WHAT THE TASK ASKS => Show every line of the records below that contains the word "专知智库".

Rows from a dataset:
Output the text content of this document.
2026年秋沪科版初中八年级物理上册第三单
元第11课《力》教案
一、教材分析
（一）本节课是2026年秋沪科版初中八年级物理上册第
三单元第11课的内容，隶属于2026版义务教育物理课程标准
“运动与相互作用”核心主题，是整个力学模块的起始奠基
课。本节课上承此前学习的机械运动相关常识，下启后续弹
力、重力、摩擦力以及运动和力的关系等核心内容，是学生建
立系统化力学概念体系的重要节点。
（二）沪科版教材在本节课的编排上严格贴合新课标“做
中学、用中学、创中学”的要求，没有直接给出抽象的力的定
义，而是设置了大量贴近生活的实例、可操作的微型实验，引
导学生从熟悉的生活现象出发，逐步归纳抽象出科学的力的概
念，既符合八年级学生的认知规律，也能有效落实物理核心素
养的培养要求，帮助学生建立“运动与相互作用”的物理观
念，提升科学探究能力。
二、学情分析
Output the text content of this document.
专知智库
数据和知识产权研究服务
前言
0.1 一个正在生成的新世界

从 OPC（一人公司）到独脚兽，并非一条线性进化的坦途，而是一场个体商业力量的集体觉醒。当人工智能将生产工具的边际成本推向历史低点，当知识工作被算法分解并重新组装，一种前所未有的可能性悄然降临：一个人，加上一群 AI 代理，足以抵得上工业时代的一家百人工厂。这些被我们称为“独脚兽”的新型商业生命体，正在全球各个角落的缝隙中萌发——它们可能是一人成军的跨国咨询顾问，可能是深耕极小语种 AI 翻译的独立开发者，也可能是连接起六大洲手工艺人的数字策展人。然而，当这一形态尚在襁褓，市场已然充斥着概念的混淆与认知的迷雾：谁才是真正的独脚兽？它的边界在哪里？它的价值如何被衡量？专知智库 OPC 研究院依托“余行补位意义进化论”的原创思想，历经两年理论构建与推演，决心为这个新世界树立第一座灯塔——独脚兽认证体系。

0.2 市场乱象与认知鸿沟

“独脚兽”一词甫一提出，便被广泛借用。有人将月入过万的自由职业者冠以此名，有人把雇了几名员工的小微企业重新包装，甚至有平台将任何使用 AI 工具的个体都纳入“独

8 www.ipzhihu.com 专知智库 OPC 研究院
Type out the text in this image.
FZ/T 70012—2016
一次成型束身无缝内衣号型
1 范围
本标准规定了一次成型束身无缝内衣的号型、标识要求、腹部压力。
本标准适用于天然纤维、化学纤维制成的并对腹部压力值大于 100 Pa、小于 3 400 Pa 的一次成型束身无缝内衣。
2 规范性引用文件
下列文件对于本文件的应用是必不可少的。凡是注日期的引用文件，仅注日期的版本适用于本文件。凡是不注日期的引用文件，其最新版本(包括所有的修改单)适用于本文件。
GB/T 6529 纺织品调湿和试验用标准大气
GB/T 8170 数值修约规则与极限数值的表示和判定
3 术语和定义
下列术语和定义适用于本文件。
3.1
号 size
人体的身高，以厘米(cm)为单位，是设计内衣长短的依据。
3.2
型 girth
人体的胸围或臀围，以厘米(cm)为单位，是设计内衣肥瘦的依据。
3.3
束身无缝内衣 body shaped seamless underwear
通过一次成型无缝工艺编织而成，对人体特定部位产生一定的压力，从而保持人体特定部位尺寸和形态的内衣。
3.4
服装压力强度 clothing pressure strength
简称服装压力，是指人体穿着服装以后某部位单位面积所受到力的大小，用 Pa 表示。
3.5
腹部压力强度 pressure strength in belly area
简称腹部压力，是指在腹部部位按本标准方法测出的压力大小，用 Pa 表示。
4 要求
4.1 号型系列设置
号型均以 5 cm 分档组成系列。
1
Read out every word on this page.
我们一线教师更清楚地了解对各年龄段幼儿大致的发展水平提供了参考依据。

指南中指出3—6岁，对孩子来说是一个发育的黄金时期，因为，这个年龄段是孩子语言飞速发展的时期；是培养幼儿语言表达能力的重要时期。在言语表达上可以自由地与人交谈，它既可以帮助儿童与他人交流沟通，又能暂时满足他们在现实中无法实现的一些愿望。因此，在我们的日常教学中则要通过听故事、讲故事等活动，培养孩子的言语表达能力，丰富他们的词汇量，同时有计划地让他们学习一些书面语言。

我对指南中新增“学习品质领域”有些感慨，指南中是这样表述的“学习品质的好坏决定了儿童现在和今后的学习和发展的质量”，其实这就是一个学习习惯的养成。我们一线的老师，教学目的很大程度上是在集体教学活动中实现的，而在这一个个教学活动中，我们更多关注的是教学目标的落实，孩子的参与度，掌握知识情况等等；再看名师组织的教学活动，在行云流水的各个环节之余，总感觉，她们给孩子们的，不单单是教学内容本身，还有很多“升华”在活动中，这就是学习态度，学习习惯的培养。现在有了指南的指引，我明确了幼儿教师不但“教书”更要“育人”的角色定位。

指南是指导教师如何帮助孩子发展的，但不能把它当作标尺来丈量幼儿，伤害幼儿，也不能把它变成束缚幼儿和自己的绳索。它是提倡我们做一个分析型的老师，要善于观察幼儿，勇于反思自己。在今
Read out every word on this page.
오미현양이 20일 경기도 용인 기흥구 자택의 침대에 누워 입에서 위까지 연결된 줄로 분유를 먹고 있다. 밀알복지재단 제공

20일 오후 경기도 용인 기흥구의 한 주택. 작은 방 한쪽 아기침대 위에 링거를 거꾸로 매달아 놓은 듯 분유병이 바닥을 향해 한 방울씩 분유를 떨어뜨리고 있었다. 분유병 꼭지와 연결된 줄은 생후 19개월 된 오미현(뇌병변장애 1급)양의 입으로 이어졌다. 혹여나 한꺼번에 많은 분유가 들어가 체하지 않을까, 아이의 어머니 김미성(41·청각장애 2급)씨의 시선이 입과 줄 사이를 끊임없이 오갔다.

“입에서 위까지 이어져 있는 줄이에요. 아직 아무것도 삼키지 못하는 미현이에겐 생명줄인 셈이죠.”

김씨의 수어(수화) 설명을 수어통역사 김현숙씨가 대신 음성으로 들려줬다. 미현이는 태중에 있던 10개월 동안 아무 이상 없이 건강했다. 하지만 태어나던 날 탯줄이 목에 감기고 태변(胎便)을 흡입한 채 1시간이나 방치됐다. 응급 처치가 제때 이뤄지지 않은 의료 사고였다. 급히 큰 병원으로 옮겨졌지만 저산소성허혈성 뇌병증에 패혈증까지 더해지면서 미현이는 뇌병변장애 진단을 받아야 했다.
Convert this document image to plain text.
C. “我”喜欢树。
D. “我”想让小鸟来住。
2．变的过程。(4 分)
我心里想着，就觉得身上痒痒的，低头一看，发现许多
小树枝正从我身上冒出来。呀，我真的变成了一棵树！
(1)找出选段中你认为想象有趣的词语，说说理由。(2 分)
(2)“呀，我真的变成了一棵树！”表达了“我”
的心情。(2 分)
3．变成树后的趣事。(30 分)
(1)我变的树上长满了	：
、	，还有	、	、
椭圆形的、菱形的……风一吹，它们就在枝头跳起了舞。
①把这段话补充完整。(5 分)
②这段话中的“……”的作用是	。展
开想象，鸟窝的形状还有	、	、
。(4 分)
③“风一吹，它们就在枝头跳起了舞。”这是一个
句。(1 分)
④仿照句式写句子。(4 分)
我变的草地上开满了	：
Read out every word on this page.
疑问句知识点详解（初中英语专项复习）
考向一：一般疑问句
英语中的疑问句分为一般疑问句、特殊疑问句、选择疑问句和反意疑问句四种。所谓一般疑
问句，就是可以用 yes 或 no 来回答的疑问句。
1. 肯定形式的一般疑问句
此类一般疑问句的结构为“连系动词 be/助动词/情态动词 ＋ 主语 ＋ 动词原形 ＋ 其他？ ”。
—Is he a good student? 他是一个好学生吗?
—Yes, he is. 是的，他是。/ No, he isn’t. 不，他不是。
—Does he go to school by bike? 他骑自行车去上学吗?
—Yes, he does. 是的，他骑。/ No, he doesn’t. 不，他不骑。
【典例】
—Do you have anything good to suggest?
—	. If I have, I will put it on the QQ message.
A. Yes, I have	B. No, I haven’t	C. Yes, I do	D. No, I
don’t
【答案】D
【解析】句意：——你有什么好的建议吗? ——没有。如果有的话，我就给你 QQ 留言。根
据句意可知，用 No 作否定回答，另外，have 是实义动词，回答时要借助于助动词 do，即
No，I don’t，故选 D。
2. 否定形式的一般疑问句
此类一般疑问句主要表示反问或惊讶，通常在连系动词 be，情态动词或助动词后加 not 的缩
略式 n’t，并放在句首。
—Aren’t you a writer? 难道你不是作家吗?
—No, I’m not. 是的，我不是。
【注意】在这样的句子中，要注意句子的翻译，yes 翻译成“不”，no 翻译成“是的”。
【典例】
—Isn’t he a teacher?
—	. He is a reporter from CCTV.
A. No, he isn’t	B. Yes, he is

RESULT OF THE TASK =>
专知智库
从 OPC（一人公司）到独脚兽，并非一条线性进化的坦途，而是一场个体商业力量的集体觉醒。当人工智能将生产工具的边际成本推向历史低点，当知识工作被算法分解并重新组装，一种前所未有的可能性悄然降临：一个人，加上一群 AI 代理，足以抵得上工业时代的一家百人工厂。这些被我们称为“独脚兽”的新型商业生命体，正在全球各个角落的缝隙中萌发——它们可能是一人成军的跨国咨询顾问，可能是深耕极小语种 AI 翻译的独立开发者，也可能是连接起六大洲手工艺人的数字策展人。然而，当这一形态尚在襁褓，市场已然充斥着概念的混淆与认知的迷雾：谁才是真正的独脚兽？它的边界在哪里？它的价值如何被衡量？专知智库 OPC 研究院依托“余行补位意义进化论”的原创思想，历经两年理论构建与推演，决心为这个新世界树立第一座灯塔——独脚兽认证体系。
8 www.ipzhihu.com 专知智库 OPC 研究院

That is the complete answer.